GIVEN EXERCISE: Reproduce word for word the rows from the first one through the one containing "- current-listings-title: 現在の出品1人: [193, 362, 320, 386]".

INPUT DATA:
———
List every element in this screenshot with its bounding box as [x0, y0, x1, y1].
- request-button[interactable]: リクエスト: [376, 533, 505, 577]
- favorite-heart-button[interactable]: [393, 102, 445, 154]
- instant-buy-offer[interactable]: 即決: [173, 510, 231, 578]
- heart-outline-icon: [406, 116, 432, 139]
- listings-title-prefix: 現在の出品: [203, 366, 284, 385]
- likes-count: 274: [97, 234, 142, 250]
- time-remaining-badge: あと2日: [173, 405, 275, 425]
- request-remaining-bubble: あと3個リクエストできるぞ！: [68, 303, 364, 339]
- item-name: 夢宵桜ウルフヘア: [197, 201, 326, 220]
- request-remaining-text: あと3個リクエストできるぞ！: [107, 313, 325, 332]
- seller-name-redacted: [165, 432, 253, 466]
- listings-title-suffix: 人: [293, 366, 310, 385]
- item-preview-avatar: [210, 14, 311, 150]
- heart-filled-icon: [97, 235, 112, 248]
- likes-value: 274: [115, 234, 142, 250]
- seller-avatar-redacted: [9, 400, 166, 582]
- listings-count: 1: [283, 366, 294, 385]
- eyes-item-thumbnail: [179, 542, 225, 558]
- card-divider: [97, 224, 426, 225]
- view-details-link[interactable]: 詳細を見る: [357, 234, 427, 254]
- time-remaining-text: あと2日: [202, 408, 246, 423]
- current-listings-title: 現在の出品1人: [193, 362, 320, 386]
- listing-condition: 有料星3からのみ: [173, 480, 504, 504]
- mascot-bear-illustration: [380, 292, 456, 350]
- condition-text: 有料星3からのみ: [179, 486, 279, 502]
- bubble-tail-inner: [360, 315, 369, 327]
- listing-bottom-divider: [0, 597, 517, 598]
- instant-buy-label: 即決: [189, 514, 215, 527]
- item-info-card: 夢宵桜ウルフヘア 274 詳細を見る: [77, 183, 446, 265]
———
REPLY TO THE EXERCISE:
List every element in this screenshot with its bounding box as [x0, y0, x1, y1].
- request-button[interactable]: リクエスト: [376, 533, 505, 577]
- favorite-heart-button[interactable]: [393, 102, 445, 154]
- instant-buy-offer[interactable]: 即決: [173, 510, 231, 578]
- heart-outline-icon: [406, 116, 432, 139]
- listings-title-prefix: 現在の出品: [203, 366, 284, 385]
- likes-count: 274: [97, 234, 142, 250]
- time-remaining-badge: あと2日: [173, 405, 275, 425]
- request-remaining-bubble: あと3個リクエストできるぞ！: [68, 303, 364, 339]
- item-name: 夢宵桜ウルフヘア: [197, 201, 326, 220]
- request-remaining-text: あと3個リクエストできるぞ！: [107, 313, 325, 332]
- seller-name-redacted: [165, 432, 253, 466]
- listings-title-suffix: 人: [293, 366, 310, 385]
- item-preview-avatar: [210, 14, 311, 150]
- heart-filled-icon: [97, 235, 112, 248]
- likes-value: 274: [115, 234, 142, 250]
- seller-avatar-redacted: [9, 400, 166, 582]
- listings-count: 1: [283, 366, 294, 385]
- eyes-item-thumbnail: [179, 542, 225, 558]
- card-divider: [97, 224, 426, 225]
- view-details-link[interactable]: 詳細を見る: [357, 234, 427, 254]
- time-remaining-text: あと2日: [202, 408, 246, 423]
- current-listings-title: 現在の出品1人: [193, 362, 320, 386]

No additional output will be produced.